16th June 2026

Still Afloat: A Community’s Living Heritage

Still Afloat: A Community’s Living Heritage

Context

Donaghadee Heritage Preservation Company is a volunteer-run charity dedicated to protecting and sharing the maritime history of Donaghadee and the wider Ards Peninsula. On 31 January 1953, the Princess Victoria sank in the Irish Sea in one of the worst recorded storms in British history. One hundred and thirty-three people died. Among the vessels that answered the distress call was the Sir Samuel Kelly, a small RNLI lifeboat out of Donaghadee. Seventy years later, that lifeboat sits on Donaghadee harbour, restored, open to visitors and cared for by volunteers dedicated to making sure the story is not lost.

When Donaghadee Heritage commissioned thrive to evaluate their National Lottery Heritage Fund-supported project, they wanted to understand what that dedication had actually achieved. What we found went far beyond what the organisation itself had been able to see.

 

What thrive was asked to do

Donaghadee Heritage has never had a permanent paid member of staff. For most of its history, the organisation has run entirely on volunteer effort. When the lifeboat retired in 1980, they drove down to the Folk and Transport Museum with a borrowed low-loader and brought it home. What followed was two decades of wrangling, fundraising and persistence; securing a shelter, stripping back years of paint and waiting for the saturated timber to dry before restoration could begin.

In 2024, with Heritage Fund support, they expanded the site, appointed Outreach Officers to bring the story into schools and community spaces and began building the evidence base for a permanent heritage centre. They came to thrive for independent evaluation.

 

What we did

This is the challenge thrive sees time and again: small, community-led organisations doing far more than they can demonstrate. The evidence exists but is never gathered. This is not because it isn’t there but because no one has had the time or the tools to surface it.

Our evaluation combined desk research with in-depth stakeholder interviews and analysis of visitor survey data and website analytics. Working across many organisations gives thrive a comparative perspective that a single organisation can never have. That is, the ability to say not just what has been achieved but how that compares with similar organisations and why it matters to funders and decision-makers.

| Exercise details |
According to the case study on Donaghadee's restored lifeboat, in what year did the Sir Samuel Kelly retire?

| Source excerpt |
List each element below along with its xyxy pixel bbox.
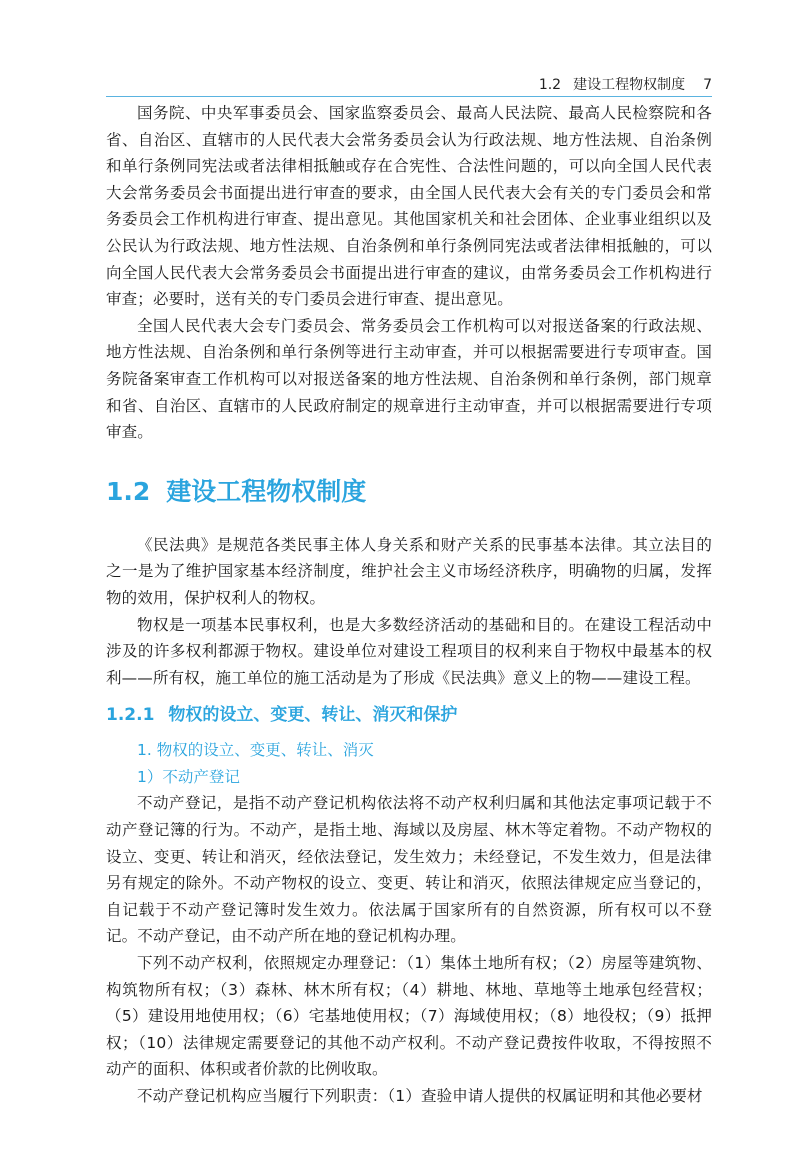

| The answer |
1980